Reproduce the listing below character for character; drop every image.

▸ RECORD LIST:
○ ○ ○ ○ ○

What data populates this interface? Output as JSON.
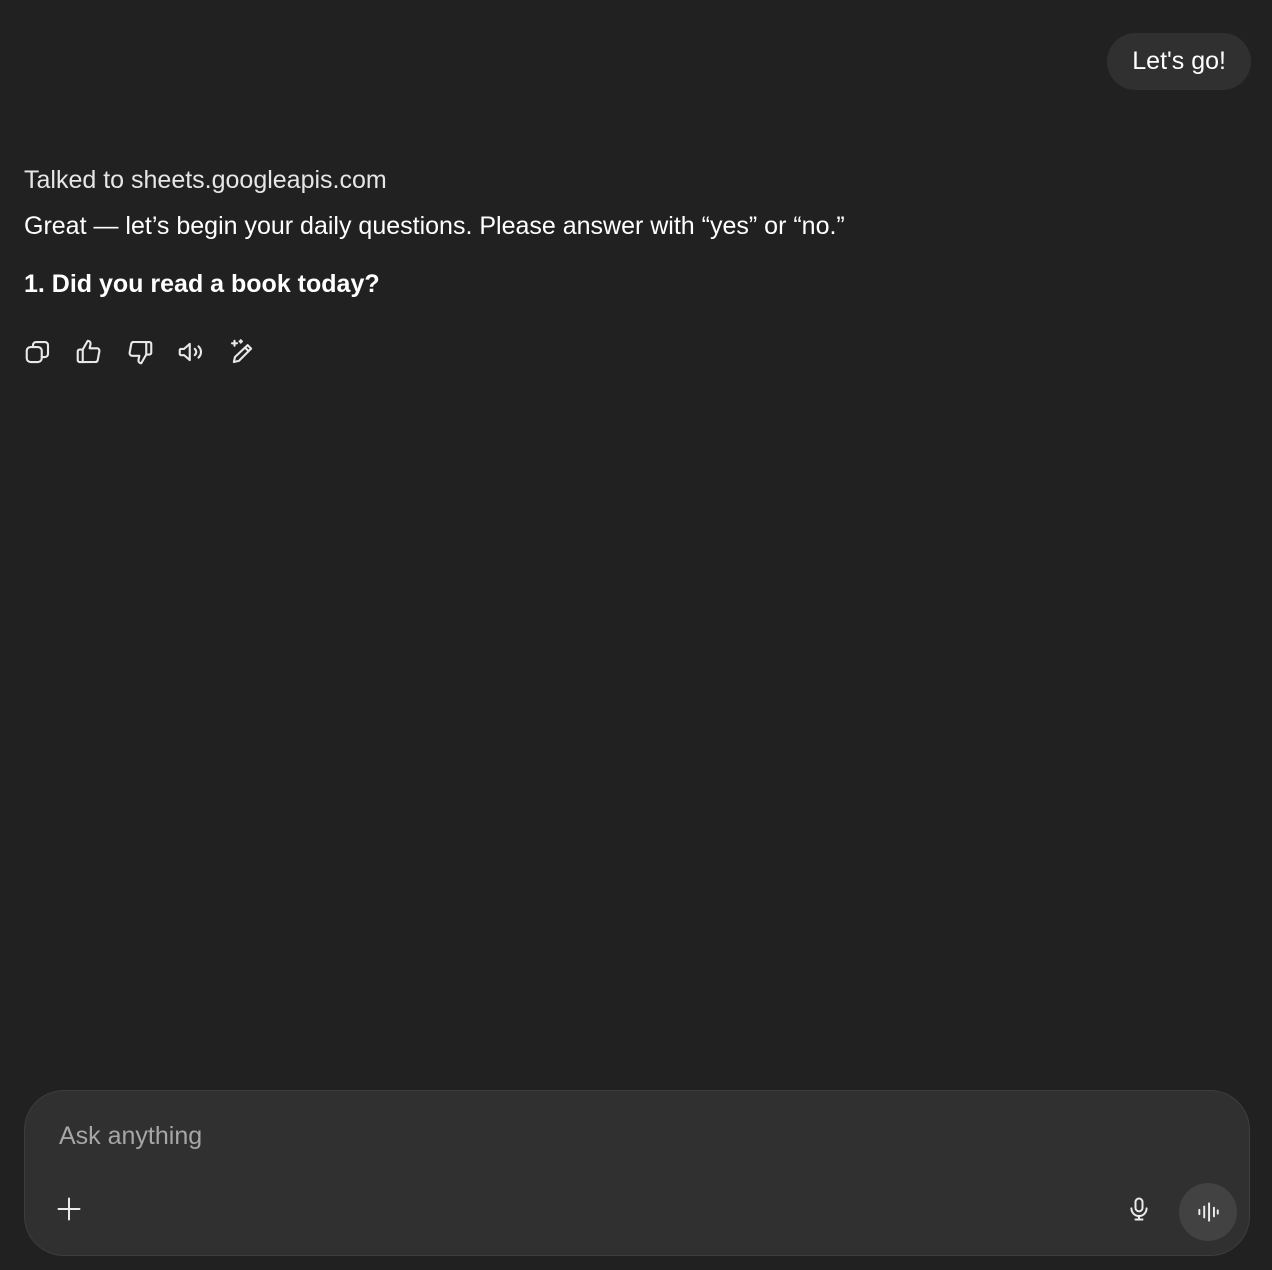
{
  "conversation": {
    "user_message": "Let's go!",
    "assistant": {
      "tool_status": "Talked to sheets.googleapis.com",
      "message": "Great — let’s begin your daily questions. Please answer with “yes” or “no.”",
      "question": "1. Did you read a book today?"
    },
    "actions": [
      {
        "name": "copy",
        "icon": "copy-icon"
      },
      {
        "name": "good-response",
        "icon": "thumbs-up-icon"
      },
      {
        "name": "bad-response",
        "icon": "thumbs-down-icon"
      },
      {
        "name": "read-aloud",
        "icon": "speaker-icon"
      },
      {
        "name": "edit-canvas",
        "icon": "sparkle-pencil-icon"
      }
    ]
  },
  "composer": {
    "placeholder": "Ask anything",
    "value": "",
    "add_icon": "plus-icon",
    "mic_icon": "microphone-icon",
    "voice_icon": "voice-waveform-icon"
  }
}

○ ○ ○ ○ ○

▸ RESPONSE BELOW:
What data populates this interface? Output as JSON.
{
  "conversation": {
    "user_message": "Let's go!",
    "assistant": {
      "tool_status": "Talked to sheets.googleapis.com",
      "message": "Great — let’s begin your daily questions. Please answer with “yes” or “no.”",
      "question": "1. Did you read a book today?"
    },
    "actions": [
      {
        "name": "copy",
        "icon": "copy-icon"
      },
      {
        "name": "good-response",
        "icon": "thumbs-up-icon"
      },
      {
        "name": "bad-response",
        "icon": "thumbs-down-icon"
      },
      {
        "name": "read-aloud",
        "icon": "speaker-icon"
      },
      {
        "name": "edit-canvas",
        "icon": "sparkle-pencil-icon"
      }
    ]
  },
  "composer": {
    "placeholder": "Ask anything",
    "value": "",
    "add_icon": "plus-icon",
    "mic_icon": "microphone-icon",
    "voice_icon": "voice-waveform-icon"
  }
}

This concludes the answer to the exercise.